--- BEGIN Raw records ---

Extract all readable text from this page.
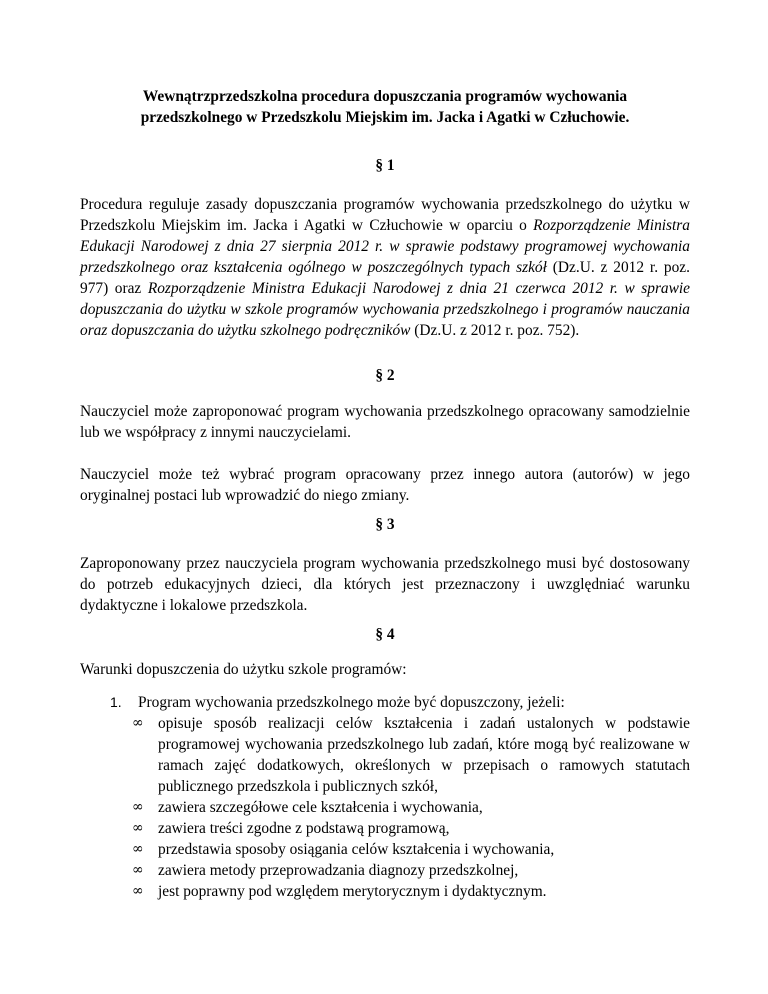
Wewnątrzprzedszkolna procedura dopuszczania programów wychowania
przedszkolnego w Przedszkolu Miejskim im. Jacka i Agatki w Człuchowie.
§ 1

Procedura reguluje zasady dopuszczania programów wychowania przedszkolnego do użytku w Przedszkolu Miejskim im. Jacka i Agatki w Człuchowie w oparciu o Rozporządzenie Ministra Edukacji Narodowej z dnia 27 sierpnia 2012 r. w sprawie podstawy programowej wychowania przedszkolnego oraz kształcenia ogólnego w poszczególnych typach szkół (Dz.U. z 2012 r. poz. 977) oraz Rozporządzenie Ministra Edukacji Narodowej z dnia 21 czerwca 2012 r. w sprawie dopuszczania do użytku w szkole programów wychowania przedszkolnego i programów nauczania oraz dopuszczania do użytku szkolnego podręczników (Dz.U. z 2012 r. poz. 752).

§ 2

Nauczyciel może zaproponować program wychowania przedszkolnego opracowany samodzielnie lub we współpracy z innymi nauczycielami.

Nauczyciel może też wybrać program opracowany przez innego autora (autorów) w jego oryginalnej postaci lub wprowadzić do niego zmiany.

§ 3

Zaproponowany przez nauczyciela program wychowania przedszkolnego musi być dostosowany do potrzeb edukacyjnych dzieci, dla których jest przeznaczony i uwzględniać warunku dydaktyczne i lokalowe przedszkola.

§ 4

Warunki dopuszczenia do użytku szkole programów:

1. Program wychowania przedszkolnego może być dopuszczony, jeżeli:
∞ opisuje sposób realizacji celów kształcenia i zadań ustalonych w podstawie programowej wychowania przedszkolnego lub zadań, które mogą być realizowane w ramach zajęć dodatkowych, określonych w przepisach o ramowych statutach publicznego przedszkola i publicznych szkół,
∞ zawiera szczegółowe cele kształcenia i wychowania,
∞ zawiera treści zgodne z podstawą programową,
∞ przedstawia sposoby osiągania celów kształcenia i wychowania,
∞ zawiera metody przeprowadzania diagnozy przedszkolnej,
∞ jest poprawny pod względem merytorycznym i dydaktycznym.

--- END Raw records ---

> _Required work_
From the entries above, extract each line containing "opracowany".

> _Written reply_
Nauczyciel może zaproponować program wychowania przedszkolnego opracowany samodzielnie lub we współpracy z innymi nauczycielami.
Nauczyciel może też wybrać program opracowany przez innego autora (autorów) w jego oryginalnej postaci lub wprowadzić do niego zmiany.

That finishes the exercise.